TASK OBJECTIVE: Copy out every line in which the string "this" occurs.

RAW RECORDS:
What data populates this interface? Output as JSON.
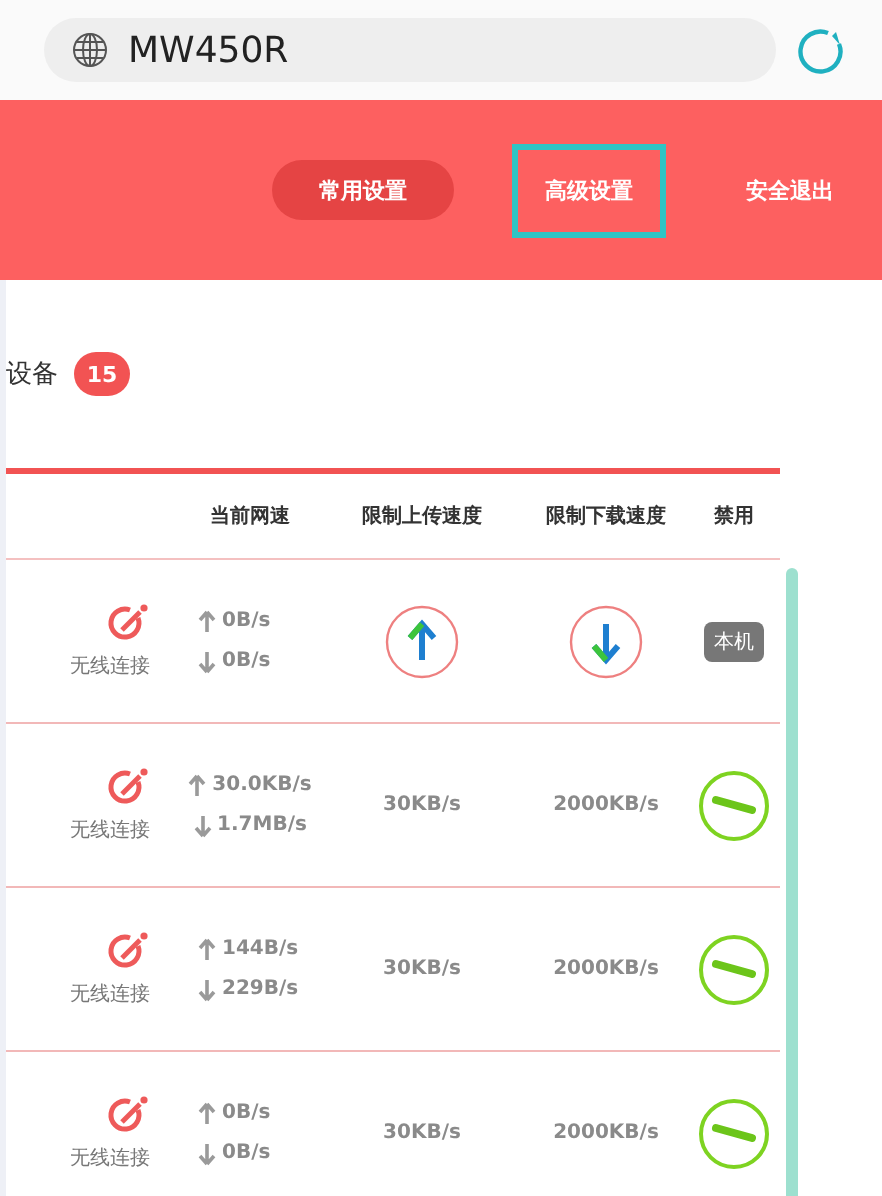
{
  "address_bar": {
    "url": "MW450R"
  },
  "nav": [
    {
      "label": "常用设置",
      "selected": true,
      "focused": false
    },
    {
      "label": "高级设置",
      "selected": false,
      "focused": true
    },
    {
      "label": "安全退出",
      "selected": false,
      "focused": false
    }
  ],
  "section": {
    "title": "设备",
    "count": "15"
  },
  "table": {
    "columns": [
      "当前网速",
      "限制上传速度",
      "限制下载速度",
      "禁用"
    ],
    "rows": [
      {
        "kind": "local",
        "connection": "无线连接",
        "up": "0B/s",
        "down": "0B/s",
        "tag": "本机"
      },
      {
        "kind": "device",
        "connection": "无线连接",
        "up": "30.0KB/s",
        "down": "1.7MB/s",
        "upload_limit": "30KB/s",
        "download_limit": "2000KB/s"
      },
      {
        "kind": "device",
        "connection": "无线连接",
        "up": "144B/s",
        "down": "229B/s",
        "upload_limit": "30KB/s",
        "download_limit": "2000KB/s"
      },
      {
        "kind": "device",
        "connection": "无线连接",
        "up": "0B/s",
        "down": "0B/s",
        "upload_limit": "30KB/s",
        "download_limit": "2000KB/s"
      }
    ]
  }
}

==

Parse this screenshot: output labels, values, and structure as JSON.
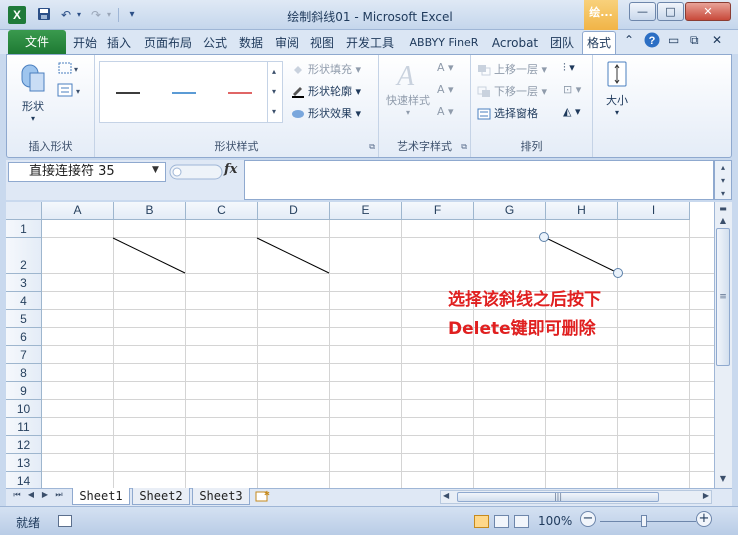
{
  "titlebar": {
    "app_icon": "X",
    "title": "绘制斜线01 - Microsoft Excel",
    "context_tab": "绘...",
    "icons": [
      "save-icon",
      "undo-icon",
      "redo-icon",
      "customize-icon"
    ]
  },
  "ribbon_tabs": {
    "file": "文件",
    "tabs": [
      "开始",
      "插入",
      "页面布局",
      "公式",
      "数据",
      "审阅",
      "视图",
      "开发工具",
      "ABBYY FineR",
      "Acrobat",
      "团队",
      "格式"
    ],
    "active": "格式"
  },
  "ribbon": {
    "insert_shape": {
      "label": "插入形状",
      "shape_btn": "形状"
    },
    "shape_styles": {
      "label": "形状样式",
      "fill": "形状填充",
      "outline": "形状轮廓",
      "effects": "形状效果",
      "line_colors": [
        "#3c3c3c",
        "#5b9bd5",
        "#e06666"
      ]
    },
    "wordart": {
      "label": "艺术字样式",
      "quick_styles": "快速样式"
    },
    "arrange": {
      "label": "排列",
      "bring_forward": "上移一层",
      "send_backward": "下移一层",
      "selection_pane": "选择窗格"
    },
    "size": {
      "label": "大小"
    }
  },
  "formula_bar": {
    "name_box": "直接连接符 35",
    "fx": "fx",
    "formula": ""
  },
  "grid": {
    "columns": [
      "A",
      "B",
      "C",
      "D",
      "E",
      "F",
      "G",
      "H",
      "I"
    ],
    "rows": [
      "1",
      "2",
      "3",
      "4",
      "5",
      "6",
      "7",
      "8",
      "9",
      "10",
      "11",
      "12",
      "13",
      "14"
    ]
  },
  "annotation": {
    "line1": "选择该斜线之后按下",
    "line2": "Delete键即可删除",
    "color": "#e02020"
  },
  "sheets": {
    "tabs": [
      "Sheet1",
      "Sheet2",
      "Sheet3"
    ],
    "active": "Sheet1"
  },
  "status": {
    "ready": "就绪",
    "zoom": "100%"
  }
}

TASK ANSWER:
What data populates this interface? Output as JSON.
Parse this screenshot: output labels, values, and structure as JSON.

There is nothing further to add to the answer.